++++ Records for the exercise ++++

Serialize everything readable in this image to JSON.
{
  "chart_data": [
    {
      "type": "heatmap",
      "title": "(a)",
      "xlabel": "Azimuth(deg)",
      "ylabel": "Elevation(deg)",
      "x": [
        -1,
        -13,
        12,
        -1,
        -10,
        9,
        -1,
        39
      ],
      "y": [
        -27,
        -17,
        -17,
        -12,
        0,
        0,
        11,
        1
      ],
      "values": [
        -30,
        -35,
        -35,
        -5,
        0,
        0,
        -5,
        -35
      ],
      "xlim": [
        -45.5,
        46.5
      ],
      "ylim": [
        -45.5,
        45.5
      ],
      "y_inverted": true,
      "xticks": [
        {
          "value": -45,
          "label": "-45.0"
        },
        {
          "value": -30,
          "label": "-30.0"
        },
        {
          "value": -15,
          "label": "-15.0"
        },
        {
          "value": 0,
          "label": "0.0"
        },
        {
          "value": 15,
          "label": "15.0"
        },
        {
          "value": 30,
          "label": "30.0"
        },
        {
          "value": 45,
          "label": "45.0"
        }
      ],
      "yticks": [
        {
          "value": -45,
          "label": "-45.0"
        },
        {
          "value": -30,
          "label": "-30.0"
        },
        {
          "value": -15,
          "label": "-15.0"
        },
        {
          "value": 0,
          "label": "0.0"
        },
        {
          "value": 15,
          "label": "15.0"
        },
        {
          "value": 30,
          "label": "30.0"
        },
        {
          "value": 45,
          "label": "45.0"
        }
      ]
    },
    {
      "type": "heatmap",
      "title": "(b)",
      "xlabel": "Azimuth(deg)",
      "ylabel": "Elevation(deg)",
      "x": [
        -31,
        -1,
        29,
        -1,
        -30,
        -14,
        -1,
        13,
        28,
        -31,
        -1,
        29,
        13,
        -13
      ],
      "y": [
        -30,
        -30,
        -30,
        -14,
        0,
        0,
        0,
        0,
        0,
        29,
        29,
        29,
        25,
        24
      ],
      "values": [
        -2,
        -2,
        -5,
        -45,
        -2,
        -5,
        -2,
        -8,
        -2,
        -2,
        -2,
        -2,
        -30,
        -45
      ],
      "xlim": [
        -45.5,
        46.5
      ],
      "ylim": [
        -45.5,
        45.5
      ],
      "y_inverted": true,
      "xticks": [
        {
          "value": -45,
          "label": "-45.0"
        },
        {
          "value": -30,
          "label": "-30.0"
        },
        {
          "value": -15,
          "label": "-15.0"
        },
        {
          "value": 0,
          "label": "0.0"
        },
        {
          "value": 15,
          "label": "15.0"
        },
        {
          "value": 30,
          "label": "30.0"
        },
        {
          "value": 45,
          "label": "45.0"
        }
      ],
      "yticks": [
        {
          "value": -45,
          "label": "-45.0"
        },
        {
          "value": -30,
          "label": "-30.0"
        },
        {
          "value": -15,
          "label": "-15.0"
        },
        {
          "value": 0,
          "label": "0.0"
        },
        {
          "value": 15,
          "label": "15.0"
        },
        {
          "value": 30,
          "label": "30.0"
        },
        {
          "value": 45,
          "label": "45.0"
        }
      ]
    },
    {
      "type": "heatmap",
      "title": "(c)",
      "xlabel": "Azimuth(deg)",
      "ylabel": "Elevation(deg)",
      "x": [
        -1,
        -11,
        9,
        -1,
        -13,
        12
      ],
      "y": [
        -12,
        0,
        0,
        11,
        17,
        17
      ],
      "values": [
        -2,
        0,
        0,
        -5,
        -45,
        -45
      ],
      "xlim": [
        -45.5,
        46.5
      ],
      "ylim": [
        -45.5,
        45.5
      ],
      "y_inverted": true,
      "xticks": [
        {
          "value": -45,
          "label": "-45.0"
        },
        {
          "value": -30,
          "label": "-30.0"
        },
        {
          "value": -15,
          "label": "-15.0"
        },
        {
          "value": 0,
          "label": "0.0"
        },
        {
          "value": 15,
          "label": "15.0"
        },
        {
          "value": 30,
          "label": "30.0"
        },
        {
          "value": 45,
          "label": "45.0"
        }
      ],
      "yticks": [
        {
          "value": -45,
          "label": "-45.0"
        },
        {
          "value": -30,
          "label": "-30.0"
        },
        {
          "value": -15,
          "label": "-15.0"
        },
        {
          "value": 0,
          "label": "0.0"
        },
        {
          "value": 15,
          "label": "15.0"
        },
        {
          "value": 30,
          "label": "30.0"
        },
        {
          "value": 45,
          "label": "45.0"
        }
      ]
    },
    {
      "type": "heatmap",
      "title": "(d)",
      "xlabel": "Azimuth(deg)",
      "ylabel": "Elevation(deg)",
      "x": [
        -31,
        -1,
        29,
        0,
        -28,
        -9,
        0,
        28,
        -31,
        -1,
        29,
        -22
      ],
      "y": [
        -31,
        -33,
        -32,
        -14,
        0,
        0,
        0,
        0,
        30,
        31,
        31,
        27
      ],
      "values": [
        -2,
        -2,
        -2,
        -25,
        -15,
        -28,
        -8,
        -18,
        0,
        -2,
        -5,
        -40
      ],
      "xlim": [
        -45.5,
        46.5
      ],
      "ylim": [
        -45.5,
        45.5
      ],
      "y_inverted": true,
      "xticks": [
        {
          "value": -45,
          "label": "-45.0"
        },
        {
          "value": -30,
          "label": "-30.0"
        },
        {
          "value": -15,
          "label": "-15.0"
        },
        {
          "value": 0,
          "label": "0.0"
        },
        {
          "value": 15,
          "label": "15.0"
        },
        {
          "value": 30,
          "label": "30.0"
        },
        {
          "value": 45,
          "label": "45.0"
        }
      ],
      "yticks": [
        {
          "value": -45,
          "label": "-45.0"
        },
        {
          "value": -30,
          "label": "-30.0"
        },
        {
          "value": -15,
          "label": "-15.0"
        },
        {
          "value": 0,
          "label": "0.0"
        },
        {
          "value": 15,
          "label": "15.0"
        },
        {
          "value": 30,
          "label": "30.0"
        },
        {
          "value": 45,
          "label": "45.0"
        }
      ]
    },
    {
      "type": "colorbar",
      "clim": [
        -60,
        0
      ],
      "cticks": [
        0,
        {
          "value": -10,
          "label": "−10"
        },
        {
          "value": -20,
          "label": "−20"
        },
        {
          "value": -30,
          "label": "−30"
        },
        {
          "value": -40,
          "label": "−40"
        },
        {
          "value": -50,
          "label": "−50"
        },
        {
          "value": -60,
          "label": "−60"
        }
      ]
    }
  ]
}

++++

Task to complete
Repeat every line of the data, exactly and in full.

Task result
Serialize everything readable in this image to JSON.
{
  "chart_data": [
    {
      "type": "heatmap",
      "title": "(a)",
      "xlabel": "Azimuth(deg)",
      "ylabel": "Elevation(deg)",
      "x": [
        -1,
        -13,
        12,
        -1,
        -10,
        9,
        -1,
        39
      ],
      "y": [
        -27,
        -17,
        -17,
        -12,
        0,
        0,
        11,
        1
      ],
      "values": [
        -30,
        -35,
        -35,
        -5,
        0,
        0,
        -5,
        -35
      ],
      "xlim": [
        -45.5,
        46.5
      ],
      "ylim": [
        -45.5,
        45.5
      ],
      "y_inverted": true,
      "xticks": [
        {
          "value": -45,
          "label": "-45.0"
        },
        {
          "value": -30,
          "label": "-30.0"
        },
        {
          "value": -15,
          "label": "-15.0"
        },
        {
          "value": 0,
          "label": "0.0"
        },
        {
          "value": 15,
          "label": "15.0"
        },
        {
          "value": 30,
          "label": "30.0"
        },
        {
          "value": 45,
          "label": "45.0"
        }
      ],
      "yticks": [
        {
          "value": -45,
          "label": "-45.0"
        },
        {
          "value": -30,
          "label": "-30.0"
        },
        {
          "value": -15,
          "label": "-15.0"
        },
        {
          "value": 0,
          "label": "0.0"
        },
        {
          "value": 15,
          "label": "15.0"
        },
        {
          "value": 30,
          "label": "30.0"
        },
        {
          "value": 45,
          "label": "45.0"
        }
      ]
    },
    {
      "type": "heatmap",
      "title": "(b)",
      "xlabel": "Azimuth(deg)",
      "ylabel": "Elevation(deg)",
      "x": [
        -31,
        -1,
        29,
        -1,
        -30,
        -14,
        -1,
        13,
        28,
        -31,
        -1,
        29,
        13,
        -13
      ],
      "y": [
        -30,
        -30,
        -30,
        -14,
        0,
        0,
        0,
        0,
        0,
        29,
        29,
        29,
        25,
        24
      ],
      "values": [
        -2,
        -2,
        -5,
        -45,
        -2,
        -5,
        -2,
        -8,
        -2,
        -2,
        -2,
        -2,
        -30,
        -45
      ],
      "xlim": [
        -45.5,
        46.5
      ],
      "ylim": [
        -45.5,
        45.5
      ],
      "y_inverted": true,
      "xticks": [
        {
          "value": -45,
          "label": "-45.0"
        },
        {
          "value": -30,
          "label": "-30.0"
        },
        {
          "value": -15,
          "label": "-15.0"
        },
        {
          "value": 0,
          "label": "0.0"
        },
        {
          "value": 15,
          "label": "15.0"
        },
        {
          "value": 30,
          "label": "30.0"
        },
        {
          "value": 45,
          "label": "45.0"
        }
      ],
      "yticks": [
        {
          "value": -45,
          "label": "-45.0"
        },
        {
          "value": -30,
          "label": "-30.0"
        },
        {
          "value": -15,
          "label": "-15.0"
        },
        {
          "value": 0,
          "label": "0.0"
        },
        {
          "value": 15,
          "label": "15.0"
        },
        {
          "value": 30,
          "label": "30.0"
        },
        {
          "value": 45,
          "label": "45.0"
        }
      ]
    },
    {
      "type": "heatmap",
      "title": "(c)",
      "xlabel": "Azimuth(deg)",
      "ylabel": "Elevation(deg)",
      "x": [
        -1,
        -11,
        9,
        -1,
        -13,
        12
      ],
      "y": [
        -12,
        0,
        0,
        11,
        17,
        17
      ],
      "values": [
        -2,
        0,
        0,
        -5,
        -45,
        -45
      ],
      "xlim": [
        -45.5,
        46.5
      ],
      "ylim": [
        -45.5,
        45.5
      ],
      "y_inverted": true,
      "xticks": [
        {
          "value": -45,
          "label": "-45.0"
        },
        {
          "value": -30,
          "label": "-30.0"
        },
        {
          "value": -15,
          "label": "-15.0"
        },
        {
          "value": 0,
          "label": "0.0"
        },
        {
          "value": 15,
          "label": "15.0"
        },
        {
          "value": 30,
          "label": "30.0"
        },
        {
          "value": 45,
          "label": "45.0"
        }
      ],
      "yticks": [
        {
          "value": -45,
          "label": "-45.0"
        },
        {
          "value": -30,
          "label": "-30.0"
        },
        {
          "value": -15,
          "label": "-15.0"
        },
        {
          "value": 0,
          "label": "0.0"
        },
        {
          "value": 15,
          "label": "15.0"
        },
        {
          "value": 30,
          "label": "30.0"
        },
        {
          "value": 45,
          "label": "45.0"
        }
      ]
    },
    {
      "type": "heatmap",
      "title": "(d)",
      "xlabel": "Azimuth(deg)",
      "ylabel": "Elevation(deg)",
      "x": [
        -31,
        -1,
        29,
        0,
        -28,
        -9,
        0,
        28,
        -31,
        -1,
        29,
        -22
      ],
      "y": [
        -31,
        -33,
        -32,
        -14,
        0,
        0,
        0,
        0,
        30,
        31,
        31,
        27
      ],
      "values": [
        -2,
        -2,
        -2,
        -25,
        -15,
        -28,
        -8,
        -18,
        0,
        -2,
        -5,
        -40
      ],
      "xlim": [
        -45.5,
        46.5
      ],
      "ylim": [
        -45.5,
        45.5
      ],
      "y_inverted": true,
      "xticks": [
        {
          "value": -45,
          "label": "-45.0"
        },
        {
          "value": -30,
          "label": "-30.0"
        },
        {
          "value": -15,
          "label": "-15.0"
        },
        {
          "value": 0,
          "label": "0.0"
        },
        {
          "value": 15,
          "label": "15.0"
        },
        {
          "value": 30,
          "label": "30.0"
        },
        {
          "value": 45,
          "label": "45.0"
        }
      ],
      "yticks": [
        {
          "value": -45,
          "label": "-45.0"
        },
        {
          "value": -30,
          "label": "-30.0"
        },
        {
          "value": -15,
          "label": "-15.0"
        },
        {
          "value": 0,
          "label": "0.0"
        },
        {
          "value": 15,
          "label": "15.0"
        },
        {
          "value": 30,
          "label": "30.0"
        },
        {
          "value": 45,
          "label": "45.0"
        }
      ]
    },
    {
      "type": "colorbar",
      "clim": [
        -60,
        0
      ],
      "cticks": [
        0,
        {
          "value": -10,
          "label": "−10"
        },
        {
          "value": -20,
          "label": "−20"
        },
        {
          "value": -30,
          "label": "−30"
        },
        {
          "value": -40,
          "label": "−40"
        },
        {
          "value": -50,
          "label": "−50"
        },
        {
          "value": -60,
          "label": "−60"
        }
      ]
    }
  ]
}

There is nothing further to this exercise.